-- Exercise input start --

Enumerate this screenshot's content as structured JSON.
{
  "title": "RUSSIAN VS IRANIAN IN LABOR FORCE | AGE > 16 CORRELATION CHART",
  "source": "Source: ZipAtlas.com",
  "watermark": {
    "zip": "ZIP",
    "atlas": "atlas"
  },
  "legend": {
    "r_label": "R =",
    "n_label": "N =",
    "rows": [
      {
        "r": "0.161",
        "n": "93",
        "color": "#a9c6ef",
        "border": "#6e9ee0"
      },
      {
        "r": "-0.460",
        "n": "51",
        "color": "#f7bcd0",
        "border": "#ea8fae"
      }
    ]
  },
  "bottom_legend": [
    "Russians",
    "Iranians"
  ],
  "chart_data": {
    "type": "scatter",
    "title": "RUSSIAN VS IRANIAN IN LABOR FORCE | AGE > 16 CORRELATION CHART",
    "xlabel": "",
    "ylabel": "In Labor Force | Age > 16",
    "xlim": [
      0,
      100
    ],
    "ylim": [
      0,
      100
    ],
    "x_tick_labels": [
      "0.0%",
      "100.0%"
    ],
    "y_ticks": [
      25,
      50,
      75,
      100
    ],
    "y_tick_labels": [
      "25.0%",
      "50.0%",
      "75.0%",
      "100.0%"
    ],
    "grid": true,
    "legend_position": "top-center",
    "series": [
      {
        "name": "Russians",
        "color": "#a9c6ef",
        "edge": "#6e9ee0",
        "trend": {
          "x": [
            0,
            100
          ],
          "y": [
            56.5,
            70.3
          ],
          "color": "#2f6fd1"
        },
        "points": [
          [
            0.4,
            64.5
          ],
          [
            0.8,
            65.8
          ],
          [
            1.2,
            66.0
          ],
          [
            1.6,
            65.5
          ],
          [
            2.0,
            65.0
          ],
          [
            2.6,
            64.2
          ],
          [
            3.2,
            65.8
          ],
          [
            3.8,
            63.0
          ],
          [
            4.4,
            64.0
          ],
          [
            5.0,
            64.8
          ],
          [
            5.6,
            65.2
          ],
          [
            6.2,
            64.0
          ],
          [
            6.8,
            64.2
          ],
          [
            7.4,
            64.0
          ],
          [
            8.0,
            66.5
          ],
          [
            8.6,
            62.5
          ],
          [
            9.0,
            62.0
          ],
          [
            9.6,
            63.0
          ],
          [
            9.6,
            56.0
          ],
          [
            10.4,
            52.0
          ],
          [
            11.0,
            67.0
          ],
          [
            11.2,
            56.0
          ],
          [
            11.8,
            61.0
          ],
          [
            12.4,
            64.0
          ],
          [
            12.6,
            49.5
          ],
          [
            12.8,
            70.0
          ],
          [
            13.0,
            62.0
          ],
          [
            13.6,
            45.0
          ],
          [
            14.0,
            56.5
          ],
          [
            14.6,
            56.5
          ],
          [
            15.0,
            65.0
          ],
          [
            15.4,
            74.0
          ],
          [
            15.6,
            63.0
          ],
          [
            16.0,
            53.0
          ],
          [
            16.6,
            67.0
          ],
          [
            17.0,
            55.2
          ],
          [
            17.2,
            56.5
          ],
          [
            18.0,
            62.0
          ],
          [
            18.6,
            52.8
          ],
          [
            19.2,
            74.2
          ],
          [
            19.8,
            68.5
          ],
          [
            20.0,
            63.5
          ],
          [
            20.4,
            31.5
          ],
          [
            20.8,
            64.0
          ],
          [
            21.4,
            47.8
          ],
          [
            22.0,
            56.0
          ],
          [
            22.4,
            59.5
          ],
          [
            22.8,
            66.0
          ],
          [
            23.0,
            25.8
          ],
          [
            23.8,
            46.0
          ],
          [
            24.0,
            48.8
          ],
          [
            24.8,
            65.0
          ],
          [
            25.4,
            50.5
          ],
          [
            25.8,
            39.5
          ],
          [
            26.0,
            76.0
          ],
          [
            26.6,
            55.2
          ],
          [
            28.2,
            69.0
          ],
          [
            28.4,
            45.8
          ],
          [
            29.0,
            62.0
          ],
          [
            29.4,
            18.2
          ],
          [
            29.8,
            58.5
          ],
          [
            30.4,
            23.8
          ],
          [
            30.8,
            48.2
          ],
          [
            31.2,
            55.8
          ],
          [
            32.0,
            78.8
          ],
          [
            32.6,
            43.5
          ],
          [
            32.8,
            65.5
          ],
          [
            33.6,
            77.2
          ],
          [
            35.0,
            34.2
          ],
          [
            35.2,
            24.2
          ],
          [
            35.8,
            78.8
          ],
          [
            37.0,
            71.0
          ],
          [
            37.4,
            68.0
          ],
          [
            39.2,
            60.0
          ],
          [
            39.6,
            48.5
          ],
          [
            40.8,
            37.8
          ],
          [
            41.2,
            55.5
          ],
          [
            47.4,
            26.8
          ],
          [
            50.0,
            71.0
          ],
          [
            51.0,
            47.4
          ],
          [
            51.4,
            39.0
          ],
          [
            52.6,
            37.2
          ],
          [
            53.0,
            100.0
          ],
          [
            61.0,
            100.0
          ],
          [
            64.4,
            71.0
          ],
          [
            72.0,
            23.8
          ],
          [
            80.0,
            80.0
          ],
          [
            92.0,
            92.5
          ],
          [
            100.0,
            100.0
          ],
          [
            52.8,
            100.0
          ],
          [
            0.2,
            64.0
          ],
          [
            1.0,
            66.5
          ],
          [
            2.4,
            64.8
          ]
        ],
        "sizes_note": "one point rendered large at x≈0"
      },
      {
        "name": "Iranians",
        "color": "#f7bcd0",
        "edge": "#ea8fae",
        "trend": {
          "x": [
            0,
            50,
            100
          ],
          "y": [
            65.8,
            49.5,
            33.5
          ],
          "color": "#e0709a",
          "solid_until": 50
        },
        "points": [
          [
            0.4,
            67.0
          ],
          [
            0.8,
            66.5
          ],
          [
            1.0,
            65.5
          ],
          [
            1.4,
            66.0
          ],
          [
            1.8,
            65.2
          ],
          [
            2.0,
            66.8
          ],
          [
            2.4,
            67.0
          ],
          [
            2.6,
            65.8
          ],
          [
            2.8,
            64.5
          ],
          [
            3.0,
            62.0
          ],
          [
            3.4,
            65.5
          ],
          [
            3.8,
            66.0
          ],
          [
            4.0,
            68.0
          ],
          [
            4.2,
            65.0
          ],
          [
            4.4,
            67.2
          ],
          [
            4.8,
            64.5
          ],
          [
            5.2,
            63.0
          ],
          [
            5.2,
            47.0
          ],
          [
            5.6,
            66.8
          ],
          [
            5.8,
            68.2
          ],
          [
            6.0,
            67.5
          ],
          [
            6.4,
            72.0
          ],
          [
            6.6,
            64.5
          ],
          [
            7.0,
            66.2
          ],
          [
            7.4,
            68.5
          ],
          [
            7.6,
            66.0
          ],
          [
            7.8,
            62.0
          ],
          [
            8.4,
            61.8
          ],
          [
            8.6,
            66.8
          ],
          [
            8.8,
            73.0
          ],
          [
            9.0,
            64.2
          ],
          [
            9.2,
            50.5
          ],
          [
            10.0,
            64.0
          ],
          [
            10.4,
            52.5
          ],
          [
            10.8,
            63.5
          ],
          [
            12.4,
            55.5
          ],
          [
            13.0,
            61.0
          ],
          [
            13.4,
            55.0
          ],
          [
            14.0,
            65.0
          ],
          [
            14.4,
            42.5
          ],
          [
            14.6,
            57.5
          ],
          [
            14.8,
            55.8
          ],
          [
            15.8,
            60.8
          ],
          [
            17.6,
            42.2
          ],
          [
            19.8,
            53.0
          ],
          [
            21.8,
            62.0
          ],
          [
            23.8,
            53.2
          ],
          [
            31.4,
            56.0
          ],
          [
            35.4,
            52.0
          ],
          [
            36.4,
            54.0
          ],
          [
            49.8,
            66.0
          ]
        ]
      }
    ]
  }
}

-- Exercise input end --

Short task » Repeat the listing above without any change.

Exercise response »
Enumerate this screenshot's content as structured JSON.
{
  "title": "RUSSIAN VS IRANIAN IN LABOR FORCE | AGE > 16 CORRELATION CHART",
  "source": "Source: ZipAtlas.com",
  "watermark": {
    "zip": "ZIP",
    "atlas": "atlas"
  },
  "legend": {
    "r_label": "R =",
    "n_label": "N =",
    "rows": [
      {
        "r": "0.161",
        "n": "93",
        "color": "#a9c6ef",
        "border": "#6e9ee0"
      },
      {
        "r": "-0.460",
        "n": "51",
        "color": "#f7bcd0",
        "border": "#ea8fae"
      }
    ]
  },
  "bottom_legend": [
    "Russians",
    "Iranians"
  ],
  "chart_data": {
    "type": "scatter",
    "title": "RUSSIAN VS IRANIAN IN LABOR FORCE | AGE > 16 CORRELATION CHART",
    "xlabel": "",
    "ylabel": "In Labor Force | Age > 16",
    "xlim": [
      0,
      100
    ],
    "ylim": [
      0,
      100
    ],
    "x_tick_labels": [
      "0.0%",
      "100.0%"
    ],
    "y_ticks": [
      25,
      50,
      75,
      100
    ],
    "y_tick_labels": [
      "25.0%",
      "50.0%",
      "75.0%",
      "100.0%"
    ],
    "grid": true,
    "legend_position": "top-center",
    "series": [
      {
        "name": "Russians",
        "color": "#a9c6ef",
        "edge": "#6e9ee0",
        "trend": {
          "x": [
            0,
            100
          ],
          "y": [
            56.5,
            70.3
          ],
          "color": "#2f6fd1"
        },
        "points": [
          [
            0.4,
            64.5
          ],
          [
            0.8,
            65.8
          ],
          [
            1.2,
            66.0
          ],
          [
            1.6,
            65.5
          ],
          [
            2.0,
            65.0
          ],
          [
            2.6,
            64.2
          ],
          [
            3.2,
            65.8
          ],
          [
            3.8,
            63.0
          ],
          [
            4.4,
            64.0
          ],
          [
            5.0,
            64.8
          ],
          [
            5.6,
            65.2
          ],
          [
            6.2,
            64.0
          ],
          [
            6.8,
            64.2
          ],
          [
            7.4,
            64.0
          ],
          [
            8.0,
            66.5
          ],
          [
            8.6,
            62.5
          ],
          [
            9.0,
            62.0
          ],
          [
            9.6,
            63.0
          ],
          [
            9.6,
            56.0
          ],
          [
            10.4,
            52.0
          ],
          [
            11.0,
            67.0
          ],
          [
            11.2,
            56.0
          ],
          [
            11.8,
            61.0
          ],
          [
            12.4,
            64.0
          ],
          [
            12.6,
            49.5
          ],
          [
            12.8,
            70.0
          ],
          [
            13.0,
            62.0
          ],
          [
            13.6,
            45.0
          ],
          [
            14.0,
            56.5
          ],
          [
            14.6,
            56.5
          ],
          [
            15.0,
            65.0
          ],
          [
            15.4,
            74.0
          ],
          [
            15.6,
            63.0
          ],
          [
            16.0,
            53.0
          ],
          [
            16.6,
            67.0
          ],
          [
            17.0,
            55.2
          ],
          [
            17.2,
            56.5
          ],
          [
            18.0,
            62.0
          ],
          [
            18.6,
            52.8
          ],
          [
            19.2,
            74.2
          ],
          [
            19.8,
            68.5
          ],
          [
            20.0,
            63.5
          ],
          [
            20.4,
            31.5
          ],
          [
            20.8,
            64.0
          ],
          [
            21.4,
            47.8
          ],
          [
            22.0,
            56.0
          ],
          [
            22.4,
            59.5
          ],
          [
            22.8,
            66.0
          ],
          [
            23.0,
            25.8
          ],
          [
            23.8,
            46.0
          ],
          [
            24.0,
            48.8
          ],
          [
            24.8,
            65.0
          ],
          [
            25.4,
            50.5
          ],
          [
            25.8,
            39.5
          ],
          [
            26.0,
            76.0
          ],
          [
            26.6,
            55.2
          ],
          [
            28.2,
            69.0
          ],
          [
            28.4,
            45.8
          ],
          [
            29.0,
            62.0
          ],
          [
            29.4,
            18.2
          ],
          [
            29.8,
            58.5
          ],
          [
            30.4,
            23.8
          ],
          [
            30.8,
            48.2
          ],
          [
            31.2,
            55.8
          ],
          [
            32.0,
            78.8
          ],
          [
            32.6,
            43.5
          ],
          [
            32.8,
            65.5
          ],
          [
            33.6,
            77.2
          ],
          [
            35.0,
            34.2
          ],
          [
            35.2,
            24.2
          ],
          [
            35.8,
            78.8
          ],
          [
            37.0,
            71.0
          ],
          [
            37.4,
            68.0
          ],
          [
            39.2,
            60.0
          ],
          [
            39.6,
            48.5
          ],
          [
            40.8,
            37.8
          ],
          [
            41.2,
            55.5
          ],
          [
            47.4,
            26.8
          ],
          [
            50.0,
            71.0
          ],
          [
            51.0,
            47.4
          ],
          [
            51.4,
            39.0
          ],
          [
            52.6,
            37.2
          ],
          [
            53.0,
            100.0
          ],
          [
            61.0,
            100.0
          ],
          [
            64.4,
            71.0
          ],
          [
            72.0,
            23.8
          ],
          [
            80.0,
            80.0
          ],
          [
            92.0,
            92.5
          ],
          [
            100.0,
            100.0
          ],
          [
            52.8,
            100.0
          ],
          [
            0.2,
            64.0
          ],
          [
            1.0,
            66.5
          ],
          [
            2.4,
            64.8
          ]
        ],
        "sizes_note": "one point rendered large at x≈0"
      },
      {
        "name": "Iranians",
        "color": "#f7bcd0",
        "edge": "#ea8fae",
        "trend": {
          "x": [
            0,
            50,
            100
          ],
          "y": [
            65.8,
            49.5,
            33.5
          ],
          "color": "#e0709a",
          "solid_until": 50
        },
        "points": [
          [
            0.4,
            67.0
          ],
          [
            0.8,
            66.5
          ],
          [
            1.0,
            65.5
          ],
          [
            1.4,
            66.0
          ],
          [
            1.8,
            65.2
          ],
          [
            2.0,
            66.8
          ],
          [
            2.4,
            67.0
          ],
          [
            2.6,
            65.8
          ],
          [
            2.8,
            64.5
          ],
          [
            3.0,
            62.0
          ],
          [
            3.4,
            65.5
          ],
          [
            3.8,
            66.0
          ],
          [
            4.0,
            68.0
          ],
          [
            4.2,
            65.0
          ],
          [
            4.4,
            67.2
          ],
          [
            4.8,
            64.5
          ],
          [
            5.2,
            63.0
          ],
          [
            5.2,
            47.0
          ],
          [
            5.6,
            66.8
          ],
          [
            5.8,
            68.2
          ],
          [
            6.0,
            67.5
          ],
          [
            6.4,
            72.0
          ],
          [
            6.6,
            64.5
          ],
          [
            7.0,
            66.2
          ],
          [
            7.4,
            68.5
          ],
          [
            7.6,
            66.0
          ],
          [
            7.8,
            62.0
          ],
          [
            8.4,
            61.8
          ],
          [
            8.6,
            66.8
          ],
          [
            8.8,
            73.0
          ],
          [
            9.0,
            64.2
          ],
          [
            9.2,
            50.5
          ],
          [
            10.0,
            64.0
          ],
          [
            10.4,
            52.5
          ],
          [
            10.8,
            63.5
          ],
          [
            12.4,
            55.5
          ],
          [
            13.0,
            61.0
          ],
          [
            13.4,
            55.0
          ],
          [
            14.0,
            65.0
          ],
          [
            14.4,
            42.5
          ],
          [
            14.6,
            57.5
          ],
          [
            14.8,
            55.8
          ],
          [
            15.8,
            60.8
          ],
          [
            17.6,
            42.2
          ],
          [
            19.8,
            53.0
          ],
          [
            21.8,
            62.0
          ],
          [
            23.8,
            53.2
          ],
          [
            31.4,
            56.0
          ],
          [
            35.4,
            52.0
          ],
          [
            36.4,
            54.0
          ],
          [
            49.8,
            66.0
          ]
        ]
      }
    ]
  }
}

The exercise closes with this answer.